>> BEGIN Data supplied

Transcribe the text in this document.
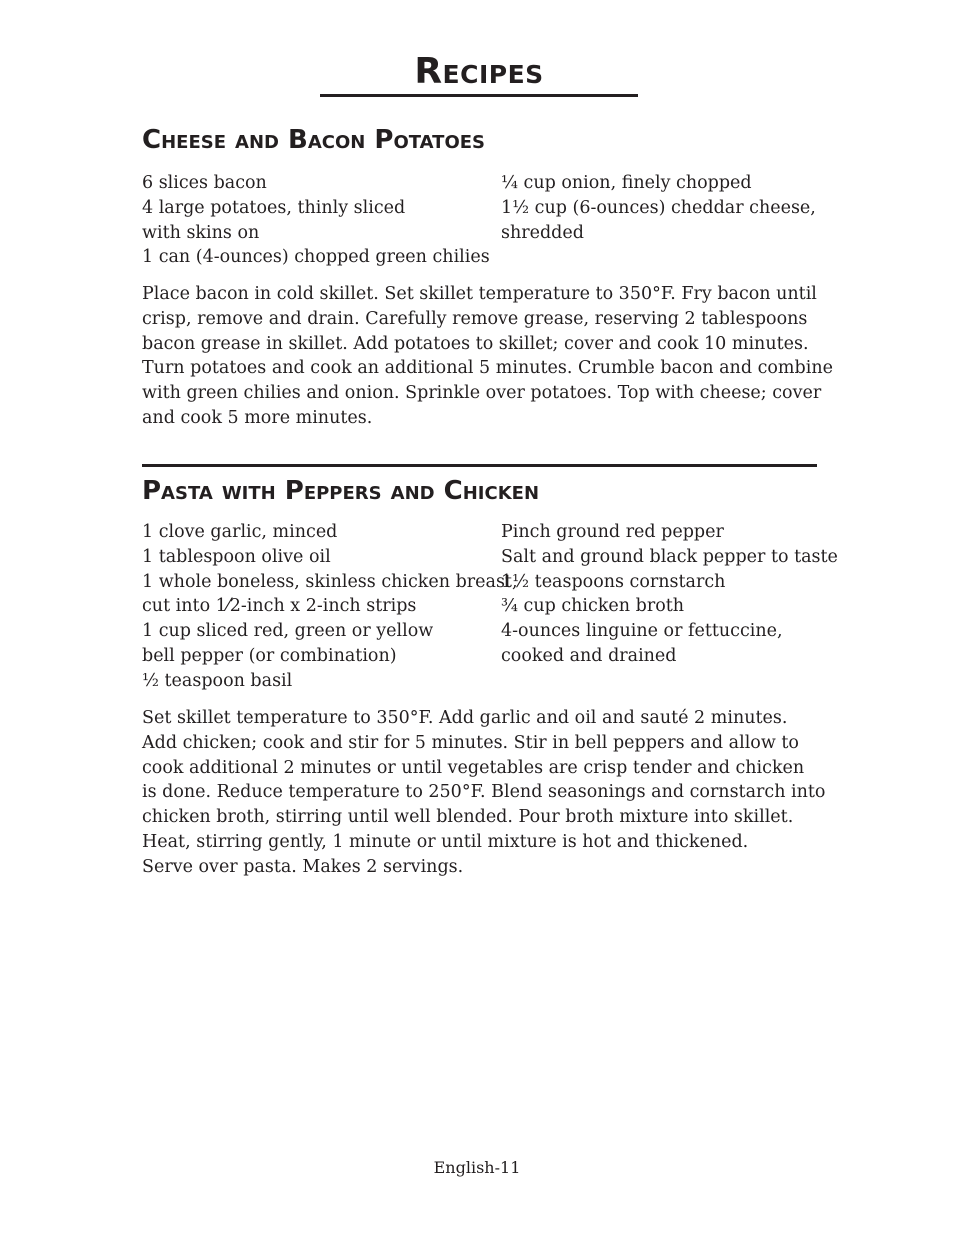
Recipes
Cheese and Bacon Potatoes
6 slices bacon
4 large potatoes, thinly sliced
with skins on
1 can (4-ounces) chopped green chilies
¼ cup onion, finely chopped
1½ cup (6-ounces) cheddar cheese,
shredded
Place bacon in cold skillet. Set skillet temperature to 350°F. Fry bacon until
crisp, remove and drain. Carefully remove grease, reserving 2 tablespoons
bacon grease in skillet. Add potatoes to skillet; cover and cook 10 minutes.
Turn potatoes and cook an additional 5 minutes. Crumble bacon and combine
with green chilies and onion. Sprinkle over potatoes. Top with cheese; cover
and cook 5 more minutes.
Pasta with Peppers and Chicken
1 clove garlic, minced
1 tablespoon olive oil
1 whole boneless, skinless chicken breast,
cut into 1⁄2-inch x 2-inch strips
1 cup sliced red, green or yellow
bell pepper (or combination)
½ teaspoon basil
Pinch ground red pepper
Salt and ground black pepper to taste
1½ teaspoons cornstarch
¾ cup chicken broth
4-ounces linguine or fettuccine,
cooked and drained
Set skillet temperature to 350°F. Add garlic and oil and sauté 2 minutes.
Add chicken; cook and stir for 5 minutes. Stir in bell peppers and allow to
cook additional 2 minutes or until vegetables are crisp tender and chicken
is done. Reduce temperature to 250°F. Blend seasonings and cornstarch into
chicken broth, stirring until well blended. Pour broth mixture into skillet.
Heat, stirring gently, 1 minute or until mixture is hot and thickened.
Serve over pasta. Makes 2 servings.
English-11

>> END Data supplied

*What to produce*: Retype every record above exactly as written, but leave out the pictures.

*Reply to the task*:
Transcribe the text in this document.
Recipes
Cheese and Bacon Potatoes
6 slices bacon
4 large potatoes, thinly sliced
with skins on
1 can (4-ounces) chopped green chilies
¼ cup onion, finely chopped
1½ cup (6-ounces) cheddar cheese,
shredded
Place bacon in cold skillet. Set skillet temperature to 350°F. Fry bacon until
crisp, remove and drain. Carefully remove grease, reserving 2 tablespoons
bacon grease in skillet. Add potatoes to skillet; cover and cook 10 minutes.
Turn potatoes and cook an additional 5 minutes. Crumble bacon and combine
with green chilies and onion. Sprinkle over potatoes. Top with cheese; cover
and cook 5 more minutes.
Pasta with Peppers and Chicken
1 clove garlic, minced
1 tablespoon olive oil
1 whole boneless, skinless chicken breast,
cut into 1⁄2-inch x 2-inch strips
1 cup sliced red, green or yellow
bell pepper (or combination)
½ teaspoon basil
Pinch ground red pepper
Salt and ground black pepper to taste
1½ teaspoons cornstarch
¾ cup chicken broth
4-ounces linguine or fettuccine,
cooked and drained
Set skillet temperature to 350°F. Add garlic and oil and sauté 2 minutes.
Add chicken; cook and stir for 5 minutes. Stir in bell peppers and allow to
cook additional 2 minutes or until vegetables are crisp tender and chicken
is done. Reduce temperature to 250°F. Blend seasonings and cornstarch into
chicken broth, stirring until well blended. Pour broth mixture into skillet.
Heat, stirring gently, 1 minute or until mixture is hot and thickened.
Serve over pasta. Makes 2 servings.
English-11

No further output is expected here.